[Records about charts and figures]
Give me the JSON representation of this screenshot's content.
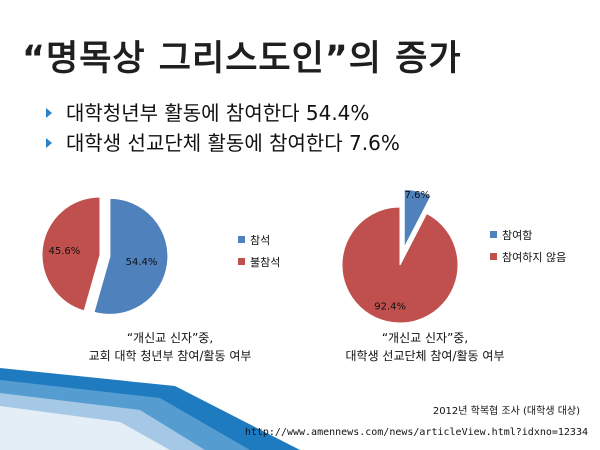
{
  "slide": {
    "title": "“명목상 그리스도인”의 증가",
    "bullets": [
      "대학청년부 활동에 참여한다 54.4%",
      "대학생 선교단체 활동에 참여한다 7.6%"
    ],
    "captions": [
      [
        "“개신교 신자”중,",
        "교회 대학 청년부 참여/활동 여부"
      ],
      [
        "“개신교 신자”중,",
        "대학생 선교단체 참여/활동 여부"
      ]
    ],
    "source_survey": "2012년 학복협 조사 (대학생 대상)",
    "source_url": "http://www.amennews.com/news/articleView.html?idxno=12334"
  },
  "colors": {
    "series_blue": "#4f81bd",
    "series_red": "#c0504d",
    "accent": "#2a82c8"
  },
  "chart_data": [
    {
      "type": "pie",
      "title": "",
      "slices": [
        {
          "label": "참석",
          "value": 54.4,
          "display": "54.4%",
          "color": "#4f81bd"
        },
        {
          "label": "불참석",
          "value": 45.6,
          "display": "45.6%",
          "color": "#c0504d"
        }
      ],
      "legend": "right"
    },
    {
      "type": "pie",
      "title": "",
      "slices": [
        {
          "label": "참여함",
          "value": 7.6,
          "display": "7.6%",
          "color": "#4f81bd"
        },
        {
          "label": "참여하지 않음",
          "value": 92.4,
          "display": "92.4%",
          "color": "#c0504d"
        }
      ],
      "legend": "right"
    }
  ]
}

TASK REQUIREMENTS -> Quote the data above in full, leaving out the pictures it holds.

WRITTEN RESPONSE ->
Give me the JSON representation of this screenshot's content.
{
  "slide": {
    "title": "“명목상 그리스도인”의 증가",
    "bullets": [
      "대학청년부 활동에 참여한다 54.4%",
      "대학생 선교단체 활동에 참여한다 7.6%"
    ],
    "captions": [
      [
        "“개신교 신자”중,",
        "교회 대학 청년부 참여/활동 여부"
      ],
      [
        "“개신교 신자”중,",
        "대학생 선교단체 참여/활동 여부"
      ]
    ],
    "source_survey": "2012년 학복협 조사 (대학생 대상)",
    "source_url": "http://www.amennews.com/news/articleView.html?idxno=12334"
  },
  "colors": {
    "series_blue": "#4f81bd",
    "series_red": "#c0504d",
    "accent": "#2a82c8"
  },
  "chart_data": [
    {
      "type": "pie",
      "title": "",
      "slices": [
        {
          "label": "참석",
          "value": 54.4,
          "display": "54.4%",
          "color": "#4f81bd"
        },
        {
          "label": "불참석",
          "value": 45.6,
          "display": "45.6%",
          "color": "#c0504d"
        }
      ],
      "legend": "right"
    },
    {
      "type": "pie",
      "title": "",
      "slices": [
        {
          "label": "참여함",
          "value": 7.6,
          "display": "7.6%",
          "color": "#4f81bd"
        },
        {
          "label": "참여하지 않음",
          "value": 92.4,
          "display": "92.4%",
          "color": "#c0504d"
        }
      ],
      "legend": "right"
    }
  ]
}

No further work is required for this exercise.